Extracts from a graphics dataset

=======

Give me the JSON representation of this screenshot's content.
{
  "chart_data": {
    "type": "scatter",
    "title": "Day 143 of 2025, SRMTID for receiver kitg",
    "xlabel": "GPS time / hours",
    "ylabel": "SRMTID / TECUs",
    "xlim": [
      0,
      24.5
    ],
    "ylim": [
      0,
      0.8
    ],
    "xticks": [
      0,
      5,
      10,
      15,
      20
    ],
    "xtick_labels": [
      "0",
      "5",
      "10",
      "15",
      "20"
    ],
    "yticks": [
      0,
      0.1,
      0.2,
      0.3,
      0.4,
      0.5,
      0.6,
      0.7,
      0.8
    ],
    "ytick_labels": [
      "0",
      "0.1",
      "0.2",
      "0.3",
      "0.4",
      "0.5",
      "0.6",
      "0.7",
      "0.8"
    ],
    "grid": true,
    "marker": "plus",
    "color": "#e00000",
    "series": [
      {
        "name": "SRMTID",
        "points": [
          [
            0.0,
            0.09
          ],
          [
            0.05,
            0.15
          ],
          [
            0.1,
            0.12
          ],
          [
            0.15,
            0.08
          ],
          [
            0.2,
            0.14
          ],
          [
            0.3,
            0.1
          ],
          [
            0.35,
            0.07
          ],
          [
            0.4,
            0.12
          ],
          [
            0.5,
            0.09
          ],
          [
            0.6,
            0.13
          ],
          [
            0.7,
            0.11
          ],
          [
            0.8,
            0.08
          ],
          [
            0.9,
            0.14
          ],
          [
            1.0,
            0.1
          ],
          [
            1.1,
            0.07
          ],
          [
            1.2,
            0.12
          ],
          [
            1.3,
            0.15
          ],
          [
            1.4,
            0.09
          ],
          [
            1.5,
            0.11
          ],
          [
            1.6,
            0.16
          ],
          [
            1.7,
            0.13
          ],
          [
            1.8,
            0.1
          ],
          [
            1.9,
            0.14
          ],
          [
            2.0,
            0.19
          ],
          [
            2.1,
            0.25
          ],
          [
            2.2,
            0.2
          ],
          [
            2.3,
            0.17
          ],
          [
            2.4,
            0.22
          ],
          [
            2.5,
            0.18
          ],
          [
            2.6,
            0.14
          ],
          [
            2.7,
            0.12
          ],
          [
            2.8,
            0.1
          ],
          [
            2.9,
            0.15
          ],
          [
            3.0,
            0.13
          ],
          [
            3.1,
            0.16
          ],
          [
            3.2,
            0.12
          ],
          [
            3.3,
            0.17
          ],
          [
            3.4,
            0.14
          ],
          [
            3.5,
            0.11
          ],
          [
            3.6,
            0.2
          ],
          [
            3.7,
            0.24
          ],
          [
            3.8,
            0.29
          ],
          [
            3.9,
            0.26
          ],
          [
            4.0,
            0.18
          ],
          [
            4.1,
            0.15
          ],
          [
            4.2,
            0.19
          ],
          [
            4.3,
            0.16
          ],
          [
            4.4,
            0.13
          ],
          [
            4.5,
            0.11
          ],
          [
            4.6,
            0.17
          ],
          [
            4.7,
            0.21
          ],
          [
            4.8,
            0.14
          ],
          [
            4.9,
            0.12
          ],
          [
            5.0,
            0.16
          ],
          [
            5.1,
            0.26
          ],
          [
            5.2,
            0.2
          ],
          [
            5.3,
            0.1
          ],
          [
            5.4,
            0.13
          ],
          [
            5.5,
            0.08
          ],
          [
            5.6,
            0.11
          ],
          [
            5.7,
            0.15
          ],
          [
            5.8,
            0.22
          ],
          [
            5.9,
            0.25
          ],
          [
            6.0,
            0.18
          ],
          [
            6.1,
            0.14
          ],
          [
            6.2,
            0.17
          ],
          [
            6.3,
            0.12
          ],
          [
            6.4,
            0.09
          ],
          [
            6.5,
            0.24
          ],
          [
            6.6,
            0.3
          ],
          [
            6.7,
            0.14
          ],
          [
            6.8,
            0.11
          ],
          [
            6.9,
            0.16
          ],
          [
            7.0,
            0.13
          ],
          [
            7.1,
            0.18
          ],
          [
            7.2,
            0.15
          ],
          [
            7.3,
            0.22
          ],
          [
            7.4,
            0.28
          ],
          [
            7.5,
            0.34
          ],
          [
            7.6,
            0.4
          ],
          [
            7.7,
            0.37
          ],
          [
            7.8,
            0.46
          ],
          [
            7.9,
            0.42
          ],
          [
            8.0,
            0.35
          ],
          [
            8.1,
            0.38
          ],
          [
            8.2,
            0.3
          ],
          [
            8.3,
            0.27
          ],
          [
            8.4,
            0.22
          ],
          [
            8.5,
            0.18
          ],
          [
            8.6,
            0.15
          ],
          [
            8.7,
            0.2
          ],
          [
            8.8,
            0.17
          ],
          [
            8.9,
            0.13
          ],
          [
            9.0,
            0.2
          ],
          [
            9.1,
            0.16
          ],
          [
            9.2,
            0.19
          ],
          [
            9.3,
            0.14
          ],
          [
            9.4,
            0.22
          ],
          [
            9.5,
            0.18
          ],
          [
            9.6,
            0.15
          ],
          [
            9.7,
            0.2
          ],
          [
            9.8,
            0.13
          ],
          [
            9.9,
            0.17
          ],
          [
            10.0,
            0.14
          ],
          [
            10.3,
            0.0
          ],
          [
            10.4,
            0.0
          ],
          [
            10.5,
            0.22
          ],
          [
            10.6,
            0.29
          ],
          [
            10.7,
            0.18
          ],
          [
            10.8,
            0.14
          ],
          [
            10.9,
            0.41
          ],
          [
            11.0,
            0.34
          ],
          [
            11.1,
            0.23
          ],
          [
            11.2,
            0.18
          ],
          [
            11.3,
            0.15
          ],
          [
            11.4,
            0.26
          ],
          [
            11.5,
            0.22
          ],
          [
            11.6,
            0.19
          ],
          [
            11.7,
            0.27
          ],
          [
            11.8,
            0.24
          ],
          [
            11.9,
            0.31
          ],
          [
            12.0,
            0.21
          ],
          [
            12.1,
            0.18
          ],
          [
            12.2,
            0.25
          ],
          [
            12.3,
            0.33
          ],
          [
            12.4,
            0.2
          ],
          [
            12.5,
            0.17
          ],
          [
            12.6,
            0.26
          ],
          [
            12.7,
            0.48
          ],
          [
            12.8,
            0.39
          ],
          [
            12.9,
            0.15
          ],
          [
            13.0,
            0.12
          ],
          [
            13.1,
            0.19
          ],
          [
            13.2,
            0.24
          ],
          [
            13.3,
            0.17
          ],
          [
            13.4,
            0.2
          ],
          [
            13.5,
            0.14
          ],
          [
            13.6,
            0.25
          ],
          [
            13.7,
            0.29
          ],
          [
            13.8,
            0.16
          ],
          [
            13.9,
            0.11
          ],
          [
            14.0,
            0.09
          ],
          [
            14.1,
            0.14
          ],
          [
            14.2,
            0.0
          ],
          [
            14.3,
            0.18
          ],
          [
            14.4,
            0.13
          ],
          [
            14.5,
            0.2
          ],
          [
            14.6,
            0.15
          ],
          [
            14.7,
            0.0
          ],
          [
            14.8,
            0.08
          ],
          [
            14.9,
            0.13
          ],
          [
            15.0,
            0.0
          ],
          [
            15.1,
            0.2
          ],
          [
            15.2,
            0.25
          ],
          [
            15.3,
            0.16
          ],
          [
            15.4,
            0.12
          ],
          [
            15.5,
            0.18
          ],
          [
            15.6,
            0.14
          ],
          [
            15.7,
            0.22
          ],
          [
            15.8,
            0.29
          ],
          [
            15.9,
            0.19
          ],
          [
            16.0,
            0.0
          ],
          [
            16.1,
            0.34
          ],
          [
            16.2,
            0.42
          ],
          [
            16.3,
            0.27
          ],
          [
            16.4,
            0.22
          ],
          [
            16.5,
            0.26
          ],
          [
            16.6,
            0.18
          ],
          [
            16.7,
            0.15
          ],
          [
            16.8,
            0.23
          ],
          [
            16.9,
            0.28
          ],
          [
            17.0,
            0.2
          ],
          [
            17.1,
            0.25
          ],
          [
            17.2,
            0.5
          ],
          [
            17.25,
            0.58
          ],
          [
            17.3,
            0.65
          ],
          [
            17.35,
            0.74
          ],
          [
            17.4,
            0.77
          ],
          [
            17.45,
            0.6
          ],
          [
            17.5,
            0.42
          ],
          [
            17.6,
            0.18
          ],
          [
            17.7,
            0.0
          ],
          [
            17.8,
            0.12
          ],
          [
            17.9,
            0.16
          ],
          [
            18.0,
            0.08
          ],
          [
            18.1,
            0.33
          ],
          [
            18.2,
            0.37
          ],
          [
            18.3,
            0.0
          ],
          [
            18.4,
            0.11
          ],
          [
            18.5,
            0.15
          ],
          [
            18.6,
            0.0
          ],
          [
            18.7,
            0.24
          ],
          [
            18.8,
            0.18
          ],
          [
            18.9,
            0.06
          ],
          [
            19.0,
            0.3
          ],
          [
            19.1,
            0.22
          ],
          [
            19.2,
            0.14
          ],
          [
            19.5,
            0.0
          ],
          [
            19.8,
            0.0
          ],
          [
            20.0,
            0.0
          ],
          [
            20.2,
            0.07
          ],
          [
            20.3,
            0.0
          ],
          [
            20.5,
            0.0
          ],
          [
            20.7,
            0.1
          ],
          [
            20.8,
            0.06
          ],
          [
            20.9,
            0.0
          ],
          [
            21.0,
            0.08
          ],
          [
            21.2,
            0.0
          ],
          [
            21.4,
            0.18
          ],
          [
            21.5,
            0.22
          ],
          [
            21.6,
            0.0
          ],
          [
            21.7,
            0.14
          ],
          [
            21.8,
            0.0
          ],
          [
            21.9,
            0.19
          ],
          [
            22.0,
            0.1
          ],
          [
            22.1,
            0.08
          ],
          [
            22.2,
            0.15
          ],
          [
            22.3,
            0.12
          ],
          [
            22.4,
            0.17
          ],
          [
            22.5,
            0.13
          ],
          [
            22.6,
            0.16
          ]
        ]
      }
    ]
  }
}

=======

--- WHAT THE TASK ASKS ---
Copy every line of the records above that contains "SRMTID".

--- SOLUTION FOR THIS PROBLEM ---
    "title": "Day 143 of 2025, SRMTID for receiver kitg",
    "ylabel": "SRMTID / TECUs",
        "name": "SRMTID",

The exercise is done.